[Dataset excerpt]

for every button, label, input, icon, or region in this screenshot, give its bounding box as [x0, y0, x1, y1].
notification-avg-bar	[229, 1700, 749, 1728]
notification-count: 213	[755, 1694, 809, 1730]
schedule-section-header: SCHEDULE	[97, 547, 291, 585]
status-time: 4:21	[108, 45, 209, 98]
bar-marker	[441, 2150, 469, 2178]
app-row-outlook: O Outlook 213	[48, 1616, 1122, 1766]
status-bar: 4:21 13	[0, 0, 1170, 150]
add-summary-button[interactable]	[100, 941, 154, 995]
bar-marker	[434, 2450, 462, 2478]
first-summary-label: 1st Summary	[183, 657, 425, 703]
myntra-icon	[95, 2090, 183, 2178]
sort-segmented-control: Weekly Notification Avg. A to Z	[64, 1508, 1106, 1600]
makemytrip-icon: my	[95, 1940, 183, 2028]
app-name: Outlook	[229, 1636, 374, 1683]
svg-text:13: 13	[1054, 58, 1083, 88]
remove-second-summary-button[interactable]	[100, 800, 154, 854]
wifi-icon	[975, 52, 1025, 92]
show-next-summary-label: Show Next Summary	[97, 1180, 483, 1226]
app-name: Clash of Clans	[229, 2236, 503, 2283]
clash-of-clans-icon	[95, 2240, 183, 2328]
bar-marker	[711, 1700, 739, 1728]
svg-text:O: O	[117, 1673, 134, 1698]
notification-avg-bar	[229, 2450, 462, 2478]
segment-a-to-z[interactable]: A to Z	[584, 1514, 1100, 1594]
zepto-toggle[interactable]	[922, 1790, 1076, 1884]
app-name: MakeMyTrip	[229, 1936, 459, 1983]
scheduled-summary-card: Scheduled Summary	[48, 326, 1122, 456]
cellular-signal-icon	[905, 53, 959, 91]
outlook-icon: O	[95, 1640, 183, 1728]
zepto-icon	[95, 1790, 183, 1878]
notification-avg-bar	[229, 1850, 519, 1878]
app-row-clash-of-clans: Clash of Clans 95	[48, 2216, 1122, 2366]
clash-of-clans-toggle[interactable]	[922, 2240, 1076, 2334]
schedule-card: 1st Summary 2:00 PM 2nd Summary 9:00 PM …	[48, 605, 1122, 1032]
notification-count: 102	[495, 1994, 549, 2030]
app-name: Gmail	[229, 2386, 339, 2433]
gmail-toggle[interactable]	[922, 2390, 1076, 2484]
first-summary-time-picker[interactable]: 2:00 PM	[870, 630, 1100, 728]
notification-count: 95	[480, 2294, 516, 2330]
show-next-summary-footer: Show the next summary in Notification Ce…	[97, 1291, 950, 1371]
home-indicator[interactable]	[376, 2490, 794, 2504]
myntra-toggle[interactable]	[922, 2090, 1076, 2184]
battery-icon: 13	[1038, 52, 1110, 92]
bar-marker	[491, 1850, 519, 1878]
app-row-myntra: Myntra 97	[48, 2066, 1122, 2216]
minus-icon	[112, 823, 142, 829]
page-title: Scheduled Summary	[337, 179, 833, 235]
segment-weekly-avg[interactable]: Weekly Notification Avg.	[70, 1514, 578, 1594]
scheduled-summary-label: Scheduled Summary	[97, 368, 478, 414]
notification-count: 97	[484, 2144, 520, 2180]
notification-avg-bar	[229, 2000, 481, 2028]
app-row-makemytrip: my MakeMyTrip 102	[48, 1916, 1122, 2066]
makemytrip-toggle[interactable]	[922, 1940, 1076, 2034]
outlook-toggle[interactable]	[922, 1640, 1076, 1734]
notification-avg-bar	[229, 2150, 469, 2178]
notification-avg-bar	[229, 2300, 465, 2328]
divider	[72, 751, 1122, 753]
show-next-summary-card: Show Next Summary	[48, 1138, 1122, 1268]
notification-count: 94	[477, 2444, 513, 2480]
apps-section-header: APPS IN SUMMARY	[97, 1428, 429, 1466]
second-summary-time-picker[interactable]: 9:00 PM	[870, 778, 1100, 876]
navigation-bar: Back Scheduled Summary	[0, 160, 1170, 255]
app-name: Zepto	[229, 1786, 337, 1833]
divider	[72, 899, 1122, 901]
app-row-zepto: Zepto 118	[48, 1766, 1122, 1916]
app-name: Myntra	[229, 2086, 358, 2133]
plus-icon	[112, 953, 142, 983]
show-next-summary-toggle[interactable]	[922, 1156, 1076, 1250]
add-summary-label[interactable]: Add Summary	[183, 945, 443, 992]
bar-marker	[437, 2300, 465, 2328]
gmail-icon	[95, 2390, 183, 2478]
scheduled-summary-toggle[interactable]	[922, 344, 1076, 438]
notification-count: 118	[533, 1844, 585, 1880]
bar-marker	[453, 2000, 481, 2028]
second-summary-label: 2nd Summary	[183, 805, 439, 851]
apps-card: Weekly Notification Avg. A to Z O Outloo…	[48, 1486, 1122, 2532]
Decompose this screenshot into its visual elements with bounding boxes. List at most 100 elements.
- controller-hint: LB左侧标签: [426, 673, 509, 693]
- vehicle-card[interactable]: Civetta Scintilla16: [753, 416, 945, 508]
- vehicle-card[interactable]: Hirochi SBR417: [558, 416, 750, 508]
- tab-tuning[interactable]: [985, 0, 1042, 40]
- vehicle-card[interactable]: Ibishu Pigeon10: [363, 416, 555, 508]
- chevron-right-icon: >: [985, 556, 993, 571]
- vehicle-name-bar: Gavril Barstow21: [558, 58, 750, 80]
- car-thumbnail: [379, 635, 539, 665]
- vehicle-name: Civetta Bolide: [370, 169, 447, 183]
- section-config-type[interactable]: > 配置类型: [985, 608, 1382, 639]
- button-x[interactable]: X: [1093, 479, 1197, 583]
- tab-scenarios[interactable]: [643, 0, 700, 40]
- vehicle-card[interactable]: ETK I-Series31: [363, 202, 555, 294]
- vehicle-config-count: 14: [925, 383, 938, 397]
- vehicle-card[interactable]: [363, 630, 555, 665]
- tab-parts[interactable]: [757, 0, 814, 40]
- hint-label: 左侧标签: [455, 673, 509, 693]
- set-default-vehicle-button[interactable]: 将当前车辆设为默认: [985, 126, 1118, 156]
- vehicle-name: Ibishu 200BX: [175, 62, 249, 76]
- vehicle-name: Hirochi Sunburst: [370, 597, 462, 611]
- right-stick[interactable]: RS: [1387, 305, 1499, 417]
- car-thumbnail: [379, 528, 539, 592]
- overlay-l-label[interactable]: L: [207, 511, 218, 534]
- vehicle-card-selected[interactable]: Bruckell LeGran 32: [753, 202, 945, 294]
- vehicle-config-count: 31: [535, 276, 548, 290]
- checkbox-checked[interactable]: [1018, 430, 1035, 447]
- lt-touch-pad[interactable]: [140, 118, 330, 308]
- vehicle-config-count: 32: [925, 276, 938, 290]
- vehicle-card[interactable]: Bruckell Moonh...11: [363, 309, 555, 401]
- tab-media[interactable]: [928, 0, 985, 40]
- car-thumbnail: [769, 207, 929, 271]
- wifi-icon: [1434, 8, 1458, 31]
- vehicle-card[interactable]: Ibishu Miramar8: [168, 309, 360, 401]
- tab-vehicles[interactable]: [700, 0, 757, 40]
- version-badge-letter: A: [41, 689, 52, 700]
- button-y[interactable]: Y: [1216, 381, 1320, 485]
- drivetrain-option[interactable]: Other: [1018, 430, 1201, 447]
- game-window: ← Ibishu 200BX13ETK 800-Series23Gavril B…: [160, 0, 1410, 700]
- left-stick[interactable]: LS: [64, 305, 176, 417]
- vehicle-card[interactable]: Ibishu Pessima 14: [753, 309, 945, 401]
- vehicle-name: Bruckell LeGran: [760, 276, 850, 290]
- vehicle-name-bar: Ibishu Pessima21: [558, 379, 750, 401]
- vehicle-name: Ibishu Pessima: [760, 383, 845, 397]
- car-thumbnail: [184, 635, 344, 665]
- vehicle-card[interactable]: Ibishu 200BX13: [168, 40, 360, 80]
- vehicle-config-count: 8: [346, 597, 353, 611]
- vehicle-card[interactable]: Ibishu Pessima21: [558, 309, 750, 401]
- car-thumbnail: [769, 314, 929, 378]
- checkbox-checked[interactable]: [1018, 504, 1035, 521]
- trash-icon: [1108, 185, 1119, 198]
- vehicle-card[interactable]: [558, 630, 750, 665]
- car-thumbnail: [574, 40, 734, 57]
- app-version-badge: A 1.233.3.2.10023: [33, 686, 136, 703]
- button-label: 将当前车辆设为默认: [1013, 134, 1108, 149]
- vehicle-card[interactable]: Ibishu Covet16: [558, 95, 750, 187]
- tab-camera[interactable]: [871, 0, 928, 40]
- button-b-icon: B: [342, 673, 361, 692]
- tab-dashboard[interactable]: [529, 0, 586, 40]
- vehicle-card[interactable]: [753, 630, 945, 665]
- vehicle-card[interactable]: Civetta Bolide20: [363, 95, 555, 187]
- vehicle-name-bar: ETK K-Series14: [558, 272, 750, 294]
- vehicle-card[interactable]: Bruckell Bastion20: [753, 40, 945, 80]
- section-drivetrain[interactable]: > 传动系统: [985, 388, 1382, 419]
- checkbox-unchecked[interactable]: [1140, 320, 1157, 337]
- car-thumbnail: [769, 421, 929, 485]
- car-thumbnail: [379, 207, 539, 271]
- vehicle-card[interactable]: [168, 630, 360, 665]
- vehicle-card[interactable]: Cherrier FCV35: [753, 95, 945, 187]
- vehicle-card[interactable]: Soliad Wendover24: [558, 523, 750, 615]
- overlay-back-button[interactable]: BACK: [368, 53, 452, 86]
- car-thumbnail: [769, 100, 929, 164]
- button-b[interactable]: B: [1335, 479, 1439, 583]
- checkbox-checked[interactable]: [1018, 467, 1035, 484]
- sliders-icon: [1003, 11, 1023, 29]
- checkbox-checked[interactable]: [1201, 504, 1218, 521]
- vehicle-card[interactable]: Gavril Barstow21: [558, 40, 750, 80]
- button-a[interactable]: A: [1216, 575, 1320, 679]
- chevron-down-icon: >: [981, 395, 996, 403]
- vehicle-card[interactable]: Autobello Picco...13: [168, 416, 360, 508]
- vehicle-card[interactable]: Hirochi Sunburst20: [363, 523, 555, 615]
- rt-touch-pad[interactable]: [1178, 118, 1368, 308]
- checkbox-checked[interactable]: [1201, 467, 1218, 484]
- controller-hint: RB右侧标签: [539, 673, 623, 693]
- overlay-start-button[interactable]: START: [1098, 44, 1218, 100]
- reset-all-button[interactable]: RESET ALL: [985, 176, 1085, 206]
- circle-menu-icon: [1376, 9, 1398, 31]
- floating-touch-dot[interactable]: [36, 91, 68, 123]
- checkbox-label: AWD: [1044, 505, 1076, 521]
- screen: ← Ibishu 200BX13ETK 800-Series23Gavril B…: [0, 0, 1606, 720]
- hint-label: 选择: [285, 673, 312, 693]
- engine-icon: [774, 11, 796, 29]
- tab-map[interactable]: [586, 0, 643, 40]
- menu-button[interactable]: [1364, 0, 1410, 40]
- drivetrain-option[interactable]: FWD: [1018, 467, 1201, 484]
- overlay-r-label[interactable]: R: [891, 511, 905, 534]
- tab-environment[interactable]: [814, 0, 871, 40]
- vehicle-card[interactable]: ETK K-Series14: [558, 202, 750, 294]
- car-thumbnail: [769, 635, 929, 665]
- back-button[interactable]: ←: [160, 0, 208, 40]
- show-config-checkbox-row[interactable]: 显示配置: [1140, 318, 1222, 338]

**STATED PROBLEM:** Rename "bar-marker" to "bar-indicator" in the lines from the start of the entries up to and including the line containing "58, 1083, 88]", and give only those lines back with nothing else changed.

**ANSWER TO THIS EXERCISE:**
for every button, label, input, icon, or region in this screenshot, give its bounding box as [x0, y0, x1, y1].
notification-avg-bar	[229, 1700, 749, 1728]
notification-count: 213	[755, 1694, 809, 1730]
schedule-section-header: SCHEDULE	[97, 547, 291, 585]
status-time: 4:21	[108, 45, 209, 98]
bar-indicator	[441, 2150, 469, 2178]
app-row-outlook: O Outlook 213	[48, 1616, 1122, 1766]
status-bar: 4:21 13	[0, 0, 1170, 150]
add-summary-button[interactable]	[100, 941, 154, 995]
bar-indicator	[434, 2450, 462, 2478]
first-summary-label: 1st Summary	[183, 657, 425, 703]
myntra-icon	[95, 2090, 183, 2178]
sort-segmented-control: Weekly Notification Avg. A to Z	[64, 1508, 1106, 1600]
makemytrip-icon: my	[95, 1940, 183, 2028]
app-name: Outlook	[229, 1636, 374, 1683]
svg-text:13: 13	[1054, 58, 1083, 88]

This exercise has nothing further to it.